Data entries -
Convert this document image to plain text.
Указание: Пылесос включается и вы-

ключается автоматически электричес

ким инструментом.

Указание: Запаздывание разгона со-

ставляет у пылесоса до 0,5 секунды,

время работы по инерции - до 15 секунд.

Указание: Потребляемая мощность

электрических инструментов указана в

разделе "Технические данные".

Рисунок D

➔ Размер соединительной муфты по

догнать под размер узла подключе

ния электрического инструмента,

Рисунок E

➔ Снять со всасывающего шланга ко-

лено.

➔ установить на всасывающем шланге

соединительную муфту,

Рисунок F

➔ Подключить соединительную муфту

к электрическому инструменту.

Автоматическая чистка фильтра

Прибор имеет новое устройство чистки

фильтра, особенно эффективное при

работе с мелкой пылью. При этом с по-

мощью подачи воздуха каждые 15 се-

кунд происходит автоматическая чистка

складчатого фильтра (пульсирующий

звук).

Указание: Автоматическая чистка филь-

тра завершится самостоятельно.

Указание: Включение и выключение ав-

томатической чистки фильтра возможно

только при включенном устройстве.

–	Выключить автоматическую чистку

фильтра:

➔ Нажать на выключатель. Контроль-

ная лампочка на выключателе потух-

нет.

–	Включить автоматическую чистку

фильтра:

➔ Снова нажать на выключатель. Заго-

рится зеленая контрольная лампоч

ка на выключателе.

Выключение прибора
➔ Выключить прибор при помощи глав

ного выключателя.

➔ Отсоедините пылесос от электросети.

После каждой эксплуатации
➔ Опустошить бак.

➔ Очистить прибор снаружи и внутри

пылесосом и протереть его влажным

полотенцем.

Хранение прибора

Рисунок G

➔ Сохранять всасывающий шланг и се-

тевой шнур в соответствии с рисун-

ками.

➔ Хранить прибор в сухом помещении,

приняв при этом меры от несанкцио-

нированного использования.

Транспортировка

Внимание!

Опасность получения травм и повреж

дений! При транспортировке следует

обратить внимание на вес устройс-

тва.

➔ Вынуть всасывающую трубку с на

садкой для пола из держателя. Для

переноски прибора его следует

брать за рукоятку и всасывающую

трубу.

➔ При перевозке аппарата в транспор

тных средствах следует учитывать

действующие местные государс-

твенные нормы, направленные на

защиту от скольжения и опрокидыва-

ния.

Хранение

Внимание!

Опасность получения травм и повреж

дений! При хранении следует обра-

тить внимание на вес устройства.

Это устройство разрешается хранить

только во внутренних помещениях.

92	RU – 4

Task brief -
Repeat back the data above, exact to the last character.

Output below -
Convert this document image to plain text.
Указание: Пылесос включается и вы-

ключается автоматически электричес

ким инструментом.

Указание: Запаздывание разгона со-

ставляет у пылесоса до 0,5 секунды,

время работы по инерции - до 15 секунд.

Указание: Потребляемая мощность

электрических инструментов указана в

разделе "Технические данные".

Рисунок D

➔ Размер соединительной муфты по

догнать под размер узла подключе

ния электрического инструмента,

Рисунок E

➔ Снять со всасывающего шланга ко-

лено.

➔ установить на всасывающем шланге

соединительную муфту,

Рисунок F

➔ Подключить соединительную муфту

к электрическому инструменту.

Автоматическая чистка фильтра

Прибор имеет новое устройство чистки

фильтра, особенно эффективное при

работе с мелкой пылью. При этом с по-

мощью подачи воздуха каждые 15 се-

кунд происходит автоматическая чистка

складчатого фильтра (пульсирующий

звук).

Указание: Автоматическая чистка филь-

тра завершится самостоятельно.

Указание: Включение и выключение ав-

томатической чистки фильтра возможно

только при включенном устройстве.

–	Выключить автоматическую чистку

фильтра:

➔ Нажать на выключатель. Контроль-

ная лампочка на выключателе потух-

нет.

–	Включить автоматическую чистку

фильтра:

➔ Снова нажать на выключатель. Заго-

рится зеленая контрольная лампоч

ка на выключателе.

Выключение прибора
➔ Выключить прибор при помощи глав

ного выключателя.

➔ Отсоедините пылесос от электросети.

После каждой эксплуатации
➔ Опустошить бак.

➔ Очистить прибор снаружи и внутри

пылесосом и протереть его влажным

полотенцем.

Хранение прибора

Рисунок G

➔ Сохранять всасывающий шланг и се-

тевой шнур в соответствии с рисун-

ками.

➔ Хранить прибор в сухом помещении,

приняв при этом меры от несанкцио-

нированного использования.

Транспортировка

Внимание!

Опасность получения травм и повреж

дений! При транспортировке следует

обратить внимание на вес устройс-

тва.

➔ Вынуть всасывающую трубку с на

садкой для пола из держателя. Для

переноски прибора его следует

брать за рукоятку и всасывающую

трубу.

➔ При перевозке аппарата в транспор

тных средствах следует учитывать

действующие местные государс-

твенные нормы, направленные на

защиту от скольжения и опрокидыва-

ния.

Хранение

Внимание!

Опасность получения травм и повреж

дений! При хранении следует обра-

тить внимание на вес устройства.

Это устройство разрешается хранить

только во внутренних помещениях.

92	RU – 4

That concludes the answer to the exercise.